→ **Exercise objective**
For this exercise, repeat all of the material verbatim apart from its images.

[Saved entries]
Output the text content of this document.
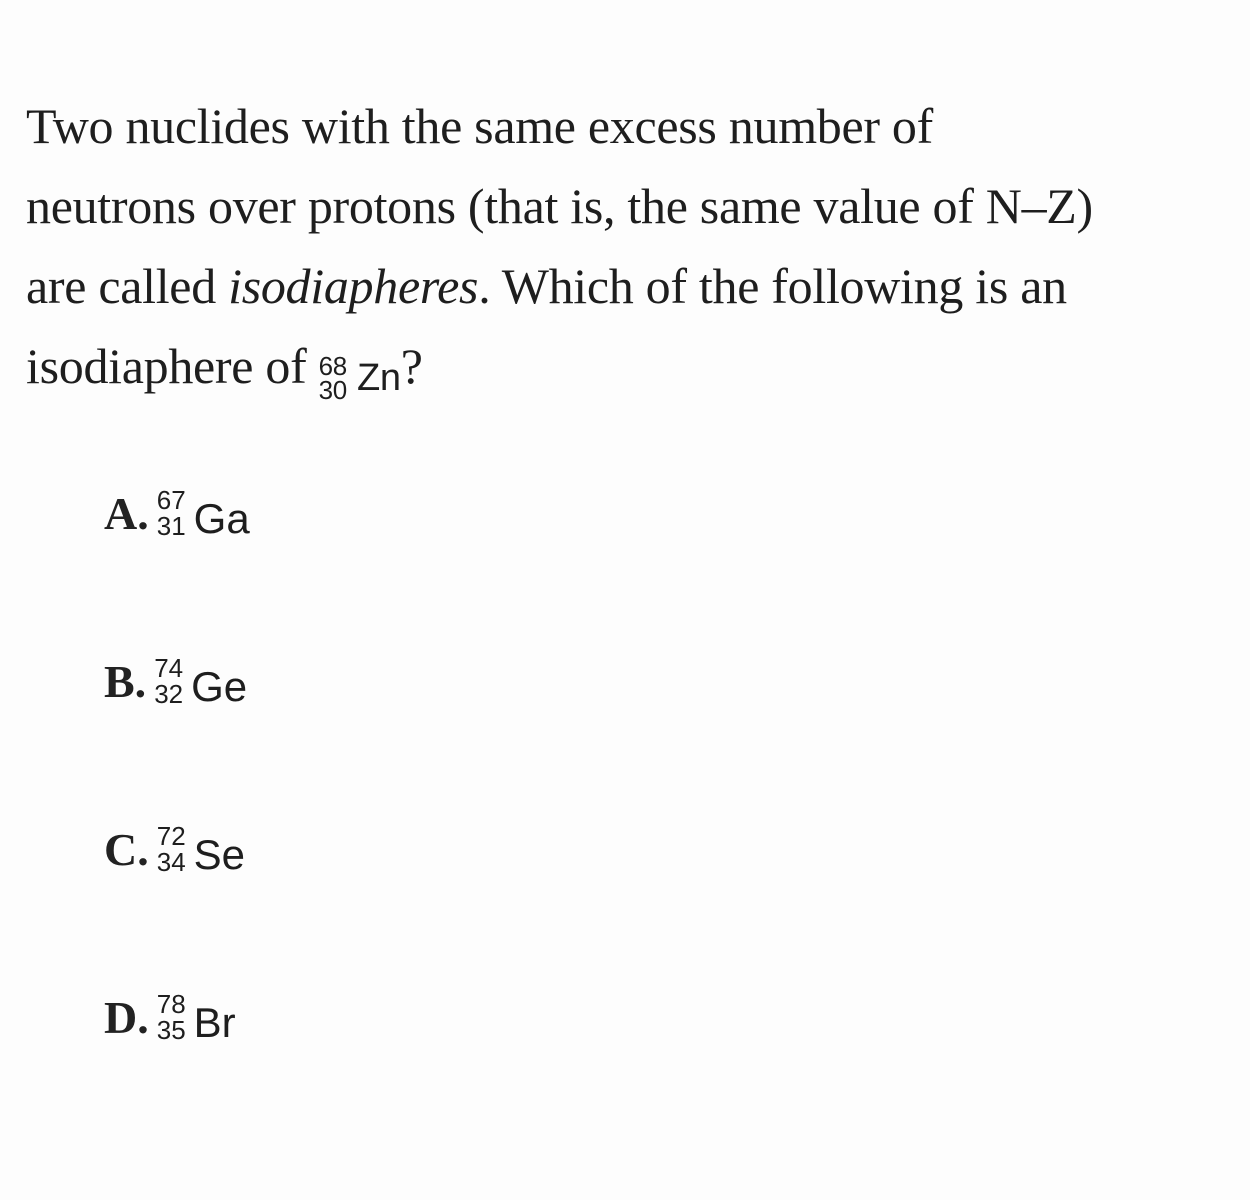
Two nuclides with the same excess number of
neutrons over protons (that is, the same value of N–Z)
are called isodiapheres. Which of the following is an
isodiaphere of 68
30 Zn ?

A. 67
31 Ga
B. 74
32 Ge
C. 72
34 Se
D. 78
35 Br
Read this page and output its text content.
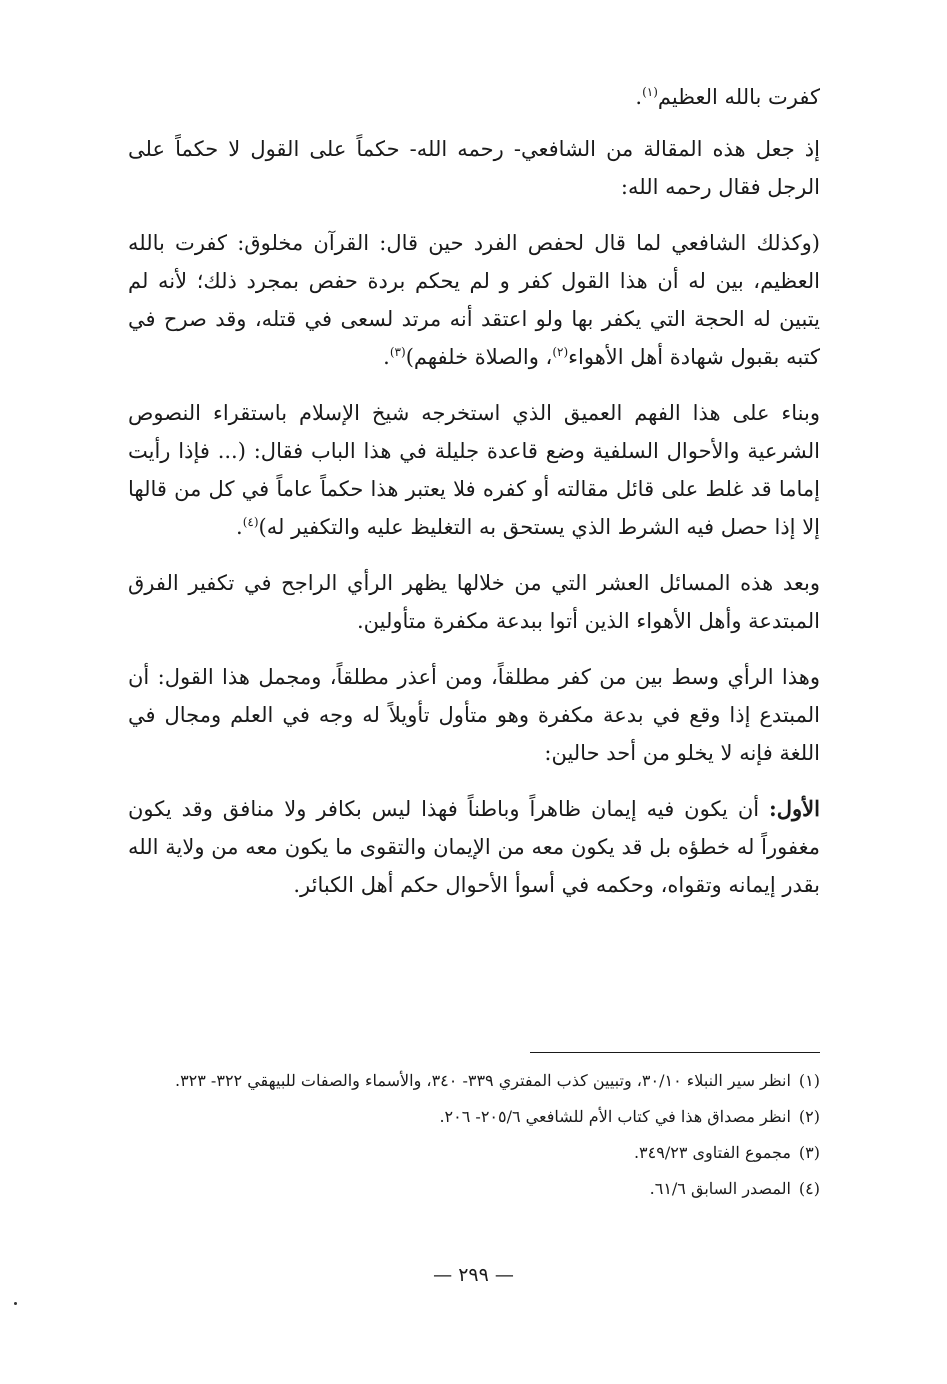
كفرت بالله العظيم$^{(١)}$.

إذ جعل هذه المقالة من الشافعي- رحمه الله- حكماً على القول لا حكماً على الرجل فقال رحمه الله:

(وكذلك الشافعي لما قال لحفص الفرد حين قال: القرآن مخلوق: كفرت بالله العظيم، بين له أن هذا القول كفر و لم يحكم بردة حفص بمجرد ذلك؛ لأنه لم يتبين له الحجة التي يكفر بها ولو اعتقد أنه مرتد لسعى في قتله، وقد صرح في كتبه بقبول شهادة أهل الأهواء$^{(٢)}$، والصلاة خلفهم)$^{(٣)}$.

وبناء على هذا الفهم العميق الذي استخرجه شيخ الإسلام باستقراء النصوص الشرعية والأحوال السلفية وضع قاعدة جليلة في هذا الباب فقال: (... فإذا رأيت إماما قد غلط على قائل مقالته أو كفره فلا يعتبر هذا حكماً عاماً في كل من قالها إلا إذا حصل فيه الشرط الذي يستحق به التغليظ عليه والتكفير له)$^{(٤)}$.

وبعد هذه المسائل العشر التي من خلالها يظهر الرأي الراجح في تكفير الفرق المبتدعة وأهل الأهواء الذين أتوا ببدعة مكفرة متأولين.

وهذا الرأي وسط بين من كفر مطلقاً، ومن أعذر مطلقاً، ومجمل هذا القول: أن المبتدع إذا وقع في بدعة مكفرة وهو متأول تأويلاً له وجه في العلم ومجال في اللغة فإنه لا يخلو من أحد حالين:

الأول: أن يكون فيه إيمان ظاهراً وباطناً فهذا ليس بكافر ولا منافق وقد يكون مغفوراً له خطؤه بل قد يكون معه من الإيمان والتقوى ما يكون معه من ولاية الله بقدر إيمانه وتقواه، وحكمه في أسوأ الأحوال حكم أهل الكبائر.

(١)انظر سير النبلاء ٣٠/١٠، وتبيين كذب المفتري ٣٣٩- ٣٤٠، والأسماء والصفات للبيهقي ٣٢٢- ٣٢٣.
(٢)انظر مصداق هذا في كتاب الأم للشافعي ٢٠٥/٦- ٢٠٦.
(٣)مجموع الفتاوى ٣٤٩/٢٣.
(٤)المصدر السابق ٦١/٦.
— ٢٩٩ —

→ **Output**
Output the text content of this document.
Two nuclides with the same excess number of
neutrons over protons (that is, the same value of N–Z)
are called isodiapheres. Which of the following is an
isodiaphere of 68
30 Zn ?

A. 67
31 Ga
B. 74
32 Ge
C. 72
34 Se
D. 78
35 Br
Read this page and output its text content.
كفرت بالله العظيم$^{(١)}$.

إذ جعل هذه المقالة من الشافعي- رحمه الله- حكماً على القول لا حكماً على الرجل فقال رحمه الله:

(وكذلك الشافعي لما قال لحفص الفرد حين قال: القرآن مخلوق: كفرت بالله العظيم، بين له أن هذا القول كفر و لم يحكم بردة حفص بمجرد ذلك؛ لأنه لم يتبين له الحجة التي يكفر بها ولو اعتقد أنه مرتد لسعى في قتله، وقد صرح في كتبه بقبول شهادة أهل الأهواء$^{(٢)}$، والصلاة خلفهم)$^{(٣)}$.

وبناء على هذا الفهم العميق الذي استخرجه شيخ الإسلام باستقراء النصوص الشرعية والأحوال السلفية وضع قاعدة جليلة في هذا الباب فقال: (... فإذا رأيت إماما قد غلط على قائل مقالته أو كفره فلا يعتبر هذا حكماً عاماً في كل من قالها إلا إذا حصل فيه الشرط الذي يستحق به التغليظ عليه والتكفير له)$^{(٤)}$.

وبعد هذه المسائل العشر التي من خلالها يظهر الرأي الراجح في تكفير الفرق المبتدعة وأهل الأهواء الذين أتوا ببدعة مكفرة متأولين.

وهذا الرأي وسط بين من كفر مطلقاً، ومن أعذر مطلقاً، ومجمل هذا القول: أن المبتدع إذا وقع في بدعة مكفرة وهو متأول تأويلاً له وجه في العلم ومجال في اللغة فإنه لا يخلو من أحد حالين:

الأول: أن يكون فيه إيمان ظاهراً وباطناً فهذا ليس بكافر ولا منافق وقد يكون مغفوراً له خطؤه بل قد يكون معه من الإيمان والتقوى ما يكون معه من ولاية الله بقدر إيمانه وتقواه، وحكمه في أسوأ الأحوال حكم أهل الكبائر.

(١)انظر سير النبلاء ٣٠/١٠، وتبيين كذب المفتري ٣٣٩- ٣٤٠، والأسماء والصفات للبيهقي ٣٢٢- ٣٢٣.
(٢)انظر مصداق هذا في كتاب الأم للشافعي ٢٠٥/٦- ٢٠٦.
(٣)مجموع الفتاوى ٣٤٩/٢٣.
(٤)المصدر السابق ٦١/٦.
— ٢٩٩ —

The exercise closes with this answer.